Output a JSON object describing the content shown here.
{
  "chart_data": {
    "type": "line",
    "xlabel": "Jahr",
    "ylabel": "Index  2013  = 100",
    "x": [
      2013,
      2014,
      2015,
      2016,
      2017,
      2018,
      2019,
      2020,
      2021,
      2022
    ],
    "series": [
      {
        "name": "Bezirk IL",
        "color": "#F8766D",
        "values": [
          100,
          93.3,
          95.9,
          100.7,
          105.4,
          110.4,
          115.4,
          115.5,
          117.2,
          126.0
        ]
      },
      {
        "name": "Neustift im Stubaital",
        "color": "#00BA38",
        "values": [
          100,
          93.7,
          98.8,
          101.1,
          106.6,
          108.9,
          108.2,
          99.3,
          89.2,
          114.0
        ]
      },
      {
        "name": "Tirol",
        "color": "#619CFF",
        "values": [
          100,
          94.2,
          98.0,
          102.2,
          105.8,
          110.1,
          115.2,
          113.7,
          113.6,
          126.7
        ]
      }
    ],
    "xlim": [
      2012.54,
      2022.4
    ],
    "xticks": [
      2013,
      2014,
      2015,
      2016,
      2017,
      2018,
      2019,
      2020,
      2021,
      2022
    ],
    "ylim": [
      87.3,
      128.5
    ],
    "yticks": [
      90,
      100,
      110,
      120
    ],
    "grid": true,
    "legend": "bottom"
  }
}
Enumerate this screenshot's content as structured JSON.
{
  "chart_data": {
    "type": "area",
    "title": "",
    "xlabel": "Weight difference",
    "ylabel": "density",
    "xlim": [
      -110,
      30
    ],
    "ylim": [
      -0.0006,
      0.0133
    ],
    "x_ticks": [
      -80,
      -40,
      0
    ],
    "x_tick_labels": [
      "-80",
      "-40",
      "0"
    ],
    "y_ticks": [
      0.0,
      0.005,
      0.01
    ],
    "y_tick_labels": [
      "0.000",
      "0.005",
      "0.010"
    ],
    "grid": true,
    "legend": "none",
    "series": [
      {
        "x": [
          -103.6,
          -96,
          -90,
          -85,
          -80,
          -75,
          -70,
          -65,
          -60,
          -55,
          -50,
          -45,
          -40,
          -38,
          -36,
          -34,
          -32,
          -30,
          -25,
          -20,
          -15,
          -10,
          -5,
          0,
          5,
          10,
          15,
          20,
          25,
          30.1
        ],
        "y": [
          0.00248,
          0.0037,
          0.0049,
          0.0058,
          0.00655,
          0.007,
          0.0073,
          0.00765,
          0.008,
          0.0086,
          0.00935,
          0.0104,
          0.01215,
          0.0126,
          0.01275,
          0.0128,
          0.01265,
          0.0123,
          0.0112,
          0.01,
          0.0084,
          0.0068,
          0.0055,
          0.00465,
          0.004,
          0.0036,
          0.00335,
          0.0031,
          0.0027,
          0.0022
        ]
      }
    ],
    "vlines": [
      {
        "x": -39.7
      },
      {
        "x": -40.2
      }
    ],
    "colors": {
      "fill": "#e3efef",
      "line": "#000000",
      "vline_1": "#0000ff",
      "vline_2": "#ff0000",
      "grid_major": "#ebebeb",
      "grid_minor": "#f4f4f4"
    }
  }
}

┄┄┄┄┄┄┄┄┄┄

* _What you need to do_:
Every record above needs to be repeated word for word.

* _Written answer_:
Output a JSON object describing the content shown here.
{
  "chart_data": {
    "type": "line",
    "xlabel": "Jahr",
    "ylabel": "Index  2013  = 100",
    "x": [
      2013,
      2014,
      2015,
      2016,
      2017,
      2018,
      2019,
      2020,
      2021,
      2022
    ],
    "series": [
      {
        "name": "Bezirk IL",
        "color": "#F8766D",
        "values": [
          100,
          93.3,
          95.9,
          100.7,
          105.4,
          110.4,
          115.4,
          115.5,
          117.2,
          126.0
        ]
      },
      {
        "name": "Neustift im Stubaital",
        "color": "#00BA38",
        "values": [
          100,
          93.7,
          98.8,
          101.1,
          106.6,
          108.9,
          108.2,
          99.3,
          89.2,
          114.0
        ]
      },
      {
        "name": "Tirol",
        "color": "#619CFF",
        "values": [
          100,
          94.2,
          98.0,
          102.2,
          105.8,
          110.1,
          115.2,
          113.7,
          113.6,
          126.7
        ]
      }
    ],
    "xlim": [
      2012.54,
      2022.4
    ],
    "xticks": [
      2013,
      2014,
      2015,
      2016,
      2017,
      2018,
      2019,
      2020,
      2021,
      2022
    ],
    "ylim": [
      87.3,
      128.5
    ],
    "yticks": [
      90,
      100,
      110,
      120
    ],
    "grid": true,
    "legend": "bottom"
  }
}
Enumerate this screenshot's content as structured JSON.
{
  "chart_data": {
    "type": "area",
    "title": "",
    "xlabel": "Weight difference",
    "ylabel": "density",
    "xlim": [
      -110,
      30
    ],
    "ylim": [
      -0.0006,
      0.0133
    ],
    "x_ticks": [
      -80,
      -40,
      0
    ],
    "x_tick_labels": [
      "-80",
      "-40",
      "0"
    ],
    "y_ticks": [
      0.0,
      0.005,
      0.01
    ],
    "y_tick_labels": [
      "0.000",
      "0.005",
      "0.010"
    ],
    "grid": true,
    "legend": "none",
    "series": [
      {
        "x": [
          -103.6,
          -96,
          -90,
          -85,
          -80,
          -75,
          -70,
          -65,
          -60,
          -55,
          -50,
          -45,
          -40,
          -38,
          -36,
          -34,
          -32,
          -30,
          -25,
          -20,
          -15,
          -10,
          -5,
          0,
          5,
          10,
          15,
          20,
          25,
          30.1
        ],
        "y": [
          0.00248,
          0.0037,
          0.0049,
          0.0058,
          0.00655,
          0.007,
          0.0073,
          0.00765,
          0.008,
          0.0086,
          0.00935,
          0.0104,
          0.01215,
          0.0126,
          0.01275,
          0.0128,
          0.01265,
          0.0123,
          0.0112,
          0.01,
          0.0084,
          0.0068,
          0.0055,
          0.00465,
          0.004,
          0.0036,
          0.00335,
          0.0031,
          0.0027,
          0.0022
        ]
      }
    ],
    "vlines": [
      {
        "x": -39.7
      },
      {
        "x": -40.2
      }
    ],
    "colors": {
      "fill": "#e3efef",
      "line": "#000000",
      "vline_1": "#0000ff",
      "vline_2": "#ff0000",
      "grid_major": "#ebebeb",
      "grid_minor": "#f4f4f4"
    }
  }
}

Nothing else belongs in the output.